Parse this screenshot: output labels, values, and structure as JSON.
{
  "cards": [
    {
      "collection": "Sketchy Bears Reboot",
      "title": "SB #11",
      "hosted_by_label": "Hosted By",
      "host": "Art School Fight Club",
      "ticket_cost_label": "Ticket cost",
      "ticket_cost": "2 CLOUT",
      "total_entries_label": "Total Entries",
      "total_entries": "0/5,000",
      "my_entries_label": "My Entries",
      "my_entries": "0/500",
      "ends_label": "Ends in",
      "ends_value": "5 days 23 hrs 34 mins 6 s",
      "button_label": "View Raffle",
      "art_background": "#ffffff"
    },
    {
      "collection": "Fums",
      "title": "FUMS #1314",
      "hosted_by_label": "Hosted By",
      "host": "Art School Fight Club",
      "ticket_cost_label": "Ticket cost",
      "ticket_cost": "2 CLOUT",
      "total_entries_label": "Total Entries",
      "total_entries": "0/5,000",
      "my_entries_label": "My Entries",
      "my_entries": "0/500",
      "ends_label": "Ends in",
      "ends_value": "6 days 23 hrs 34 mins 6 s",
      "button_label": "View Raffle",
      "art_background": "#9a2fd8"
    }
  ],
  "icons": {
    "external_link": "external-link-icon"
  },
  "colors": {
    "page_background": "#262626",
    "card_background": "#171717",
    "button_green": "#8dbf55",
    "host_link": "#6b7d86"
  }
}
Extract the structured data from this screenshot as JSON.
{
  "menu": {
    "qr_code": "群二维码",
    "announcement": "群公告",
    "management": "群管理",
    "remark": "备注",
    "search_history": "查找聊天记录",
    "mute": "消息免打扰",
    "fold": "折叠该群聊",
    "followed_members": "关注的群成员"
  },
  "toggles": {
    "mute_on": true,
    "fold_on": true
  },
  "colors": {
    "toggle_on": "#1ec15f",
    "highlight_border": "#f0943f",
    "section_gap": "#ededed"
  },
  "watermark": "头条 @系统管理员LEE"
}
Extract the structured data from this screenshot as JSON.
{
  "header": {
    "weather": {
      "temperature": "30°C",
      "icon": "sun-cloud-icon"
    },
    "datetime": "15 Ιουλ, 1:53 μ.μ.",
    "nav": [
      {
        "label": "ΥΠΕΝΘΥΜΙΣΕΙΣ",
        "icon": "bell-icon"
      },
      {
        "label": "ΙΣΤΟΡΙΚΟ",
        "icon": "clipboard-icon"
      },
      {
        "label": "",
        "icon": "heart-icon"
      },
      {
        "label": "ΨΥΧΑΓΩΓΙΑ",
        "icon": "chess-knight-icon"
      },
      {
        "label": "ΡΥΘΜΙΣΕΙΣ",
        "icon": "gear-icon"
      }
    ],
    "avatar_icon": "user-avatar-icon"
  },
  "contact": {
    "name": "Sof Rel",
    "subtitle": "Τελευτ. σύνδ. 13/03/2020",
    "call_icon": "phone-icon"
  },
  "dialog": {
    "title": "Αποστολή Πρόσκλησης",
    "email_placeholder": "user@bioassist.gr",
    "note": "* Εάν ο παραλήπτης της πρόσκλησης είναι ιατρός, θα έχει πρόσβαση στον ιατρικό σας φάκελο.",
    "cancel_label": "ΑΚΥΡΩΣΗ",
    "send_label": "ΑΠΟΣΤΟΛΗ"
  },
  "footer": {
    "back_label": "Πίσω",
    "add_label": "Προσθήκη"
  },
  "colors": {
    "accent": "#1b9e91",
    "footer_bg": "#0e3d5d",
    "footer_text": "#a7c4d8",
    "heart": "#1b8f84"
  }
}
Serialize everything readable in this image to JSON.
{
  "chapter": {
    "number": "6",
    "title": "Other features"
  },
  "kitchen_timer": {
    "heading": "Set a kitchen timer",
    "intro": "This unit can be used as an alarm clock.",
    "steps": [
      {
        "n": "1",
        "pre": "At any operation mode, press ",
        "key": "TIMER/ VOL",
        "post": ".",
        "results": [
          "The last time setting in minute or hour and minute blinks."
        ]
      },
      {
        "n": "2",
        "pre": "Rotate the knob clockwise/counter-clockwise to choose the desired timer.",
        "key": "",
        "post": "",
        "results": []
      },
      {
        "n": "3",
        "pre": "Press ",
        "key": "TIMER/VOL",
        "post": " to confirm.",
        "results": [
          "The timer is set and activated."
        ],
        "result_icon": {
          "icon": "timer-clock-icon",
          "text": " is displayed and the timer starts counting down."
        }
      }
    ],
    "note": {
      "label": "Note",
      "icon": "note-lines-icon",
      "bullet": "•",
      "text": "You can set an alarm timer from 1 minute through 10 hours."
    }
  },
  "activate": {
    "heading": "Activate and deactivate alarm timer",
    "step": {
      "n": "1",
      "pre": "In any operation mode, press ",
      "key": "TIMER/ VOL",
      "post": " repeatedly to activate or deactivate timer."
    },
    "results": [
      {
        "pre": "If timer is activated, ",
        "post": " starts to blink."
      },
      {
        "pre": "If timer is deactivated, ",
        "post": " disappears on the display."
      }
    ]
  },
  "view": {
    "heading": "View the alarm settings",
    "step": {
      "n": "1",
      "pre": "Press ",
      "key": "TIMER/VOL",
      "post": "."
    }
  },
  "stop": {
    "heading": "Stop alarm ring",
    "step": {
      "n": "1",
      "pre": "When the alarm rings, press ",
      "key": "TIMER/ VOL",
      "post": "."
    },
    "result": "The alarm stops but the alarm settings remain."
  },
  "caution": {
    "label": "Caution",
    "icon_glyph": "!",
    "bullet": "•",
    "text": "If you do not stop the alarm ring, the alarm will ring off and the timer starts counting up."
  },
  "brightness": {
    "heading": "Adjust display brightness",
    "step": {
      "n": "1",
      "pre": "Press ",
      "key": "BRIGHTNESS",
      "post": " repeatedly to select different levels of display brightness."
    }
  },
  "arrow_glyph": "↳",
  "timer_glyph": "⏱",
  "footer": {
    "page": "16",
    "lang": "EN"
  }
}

===============

REQUIREMENT:
Please set down the whole listing above without altering a single line.

COMPLETED EXERCISE:
Parse this screenshot: output labels, values, and structure as JSON.
{
  "cards": [
    {
      "collection": "Sketchy Bears Reboot",
      "title": "SB #11",
      "hosted_by_label": "Hosted By",
      "host": "Art School Fight Club",
      "ticket_cost_label": "Ticket cost",
      "ticket_cost": "2 CLOUT",
      "total_entries_label": "Total Entries",
      "total_entries": "0/5,000",
      "my_entries_label": "My Entries",
      "my_entries": "0/500",
      "ends_label": "Ends in",
      "ends_value": "5 days 23 hrs 34 mins 6 s",
      "button_label": "View Raffle",
      "art_background": "#ffffff"
    },
    {
      "collection": "Fums",
      "title": "FUMS #1314",
      "hosted_by_label": "Hosted By",
      "host": "Art School Fight Club",
      "ticket_cost_label": "Ticket cost",
      "ticket_cost": "2 CLOUT",
      "total_entries_label": "Total Entries",
      "total_entries": "0/5,000",
      "my_entries_label": "My Entries",
      "my_entries": "0/500",
      "ends_label": "Ends in",
      "ends_value": "6 days 23 hrs 34 mins 6 s",
      "button_label": "View Raffle",
      "art_background": "#9a2fd8"
    }
  ],
  "icons": {
    "external_link": "external-link-icon"
  },
  "colors": {
    "page_background": "#262626",
    "card_background": "#171717",
    "button_green": "#8dbf55",
    "host_link": "#6b7d86"
  }
}
Extract the structured data from this screenshot as JSON.
{
  "menu": {
    "qr_code": "群二维码",
    "announcement": "群公告",
    "management": "群管理",
    "remark": "备注",
    "search_history": "查找聊天记录",
    "mute": "消息免打扰",
    "fold": "折叠该群聊",
    "followed_members": "关注的群成员"
  },
  "toggles": {
    "mute_on": true,
    "fold_on": true
  },
  "colors": {
    "toggle_on": "#1ec15f",
    "highlight_border": "#f0943f",
    "section_gap": "#ededed"
  },
  "watermark": "头条 @系统管理员LEE"
}
Extract the structured data from this screenshot as JSON.
{
  "header": {
    "weather": {
      "temperature": "30°C",
      "icon": "sun-cloud-icon"
    },
    "datetime": "15 Ιουλ, 1:53 μ.μ.",
    "nav": [
      {
        "label": "ΥΠΕΝΘΥΜΙΣΕΙΣ",
        "icon": "bell-icon"
      },
      {
        "label": "ΙΣΤΟΡΙΚΟ",
        "icon": "clipboard-icon"
      },
      {
        "label": "",
        "icon": "heart-icon"
      },
      {
        "label": "ΨΥΧΑΓΩΓΙΑ",
        "icon": "chess-knight-icon"
      },
      {
        "label": "ΡΥΘΜΙΣΕΙΣ",
        "icon": "gear-icon"
      }
    ],
    "avatar_icon": "user-avatar-icon"
  },
  "contact": {
    "name": "Sof Rel",
    "subtitle": "Τελευτ. σύνδ. 13/03/2020",
    "call_icon": "phone-icon"
  },
  "dialog": {
    "title": "Αποστολή Πρόσκλησης",
    "email_placeholder": "user@bioassist.gr",
    "note": "* Εάν ο παραλήπτης της πρόσκλησης είναι ιατρός, θα έχει πρόσβαση στον ιατρικό σας φάκελο.",
    "cancel_label": "ΑΚΥΡΩΣΗ",
    "send_label": "ΑΠΟΣΤΟΛΗ"
  },
  "footer": {
    "back_label": "Πίσω",
    "add_label": "Προσθήκη"
  },
  "colors": {
    "accent": "#1b9e91",
    "footer_bg": "#0e3d5d",
    "footer_text": "#a7c4d8",
    "heart": "#1b8f84"
  }
}
Serialize everything readable in this image to JSON.
{
  "chapter": {
    "number": "6",
    "title": "Other features"
  },
  "kitchen_timer": {
    "heading": "Set a kitchen timer",
    "intro": "This unit can be used as an alarm clock.",
    "steps": [
      {
        "n": "1",
        "pre": "At any operation mode, press ",
        "key": "TIMER/ VOL",
        "post": ".",
        "results": [
          "The last time setting in minute or hour and minute blinks."
        ]
      },
      {
        "n": "2",
        "pre": "Rotate the knob clockwise/counter-clockwise to choose the desired timer.",
        "key": "",
        "post": "",
        "results": []
      },
      {
        "n": "3",
        "pre": "Press ",
        "key": "TIMER/VOL",
        "post": " to confirm.",
        "results": [
          "The timer is set and activated."
        ],
        "result_icon": {
          "icon": "timer-clock-icon",
          "text": " is displayed and the timer starts counting down."
        }
      }
    ],
    "note": {
      "label": "Note",
      "icon": "note-lines-icon",
      "bullet": "•",
      "text": "You can set an alarm timer from 1 minute through 10 hours."
    }
  },
  "activate": {
    "heading": "Activate and deactivate alarm timer",
    "step": {
      "n": "1",
      "pre": "In any operation mode, press ",
      "key": "TIMER/ VOL",
      "post": " repeatedly to activate or deactivate timer."
    },
    "results": [
      {
        "pre": "If timer is activated, ",
        "post": " starts to blink."
      },
      {
        "pre": "If timer is deactivated, ",
        "post": " disappears on the display."
      }
    ]
  },
  "view": {
    "heading": "View the alarm settings",
    "step": {
      "n": "1",
      "pre": "Press ",
      "key": "TIMER/VOL",
      "post": "."
    }
  },
  "stop": {
    "heading": "Stop alarm ring",
    "step": {
      "n": "1",
      "pre": "When the alarm rings, press ",
      "key": "TIMER/ VOL",
      "post": "."
    },
    "result": "The alarm stops but the alarm settings remain."
  },
  "caution": {
    "label": "Caution",
    "icon_glyph": "!",
    "bullet": "•",
    "text": "If you do not stop the alarm ring, the alarm will ring off and the timer starts counting up."
  },
  "brightness": {
    "heading": "Adjust display brightness",
    "step": {
      "n": "1",
      "pre": "Press ",
      "key": "BRIGHTNESS",
      "post": " repeatedly to select different levels of display brightness."
    }
  },
  "arrow_glyph": "↳",
  "timer_glyph": "⏱",
  "footer": {
    "page": "16",
    "lang": "EN"
  }
}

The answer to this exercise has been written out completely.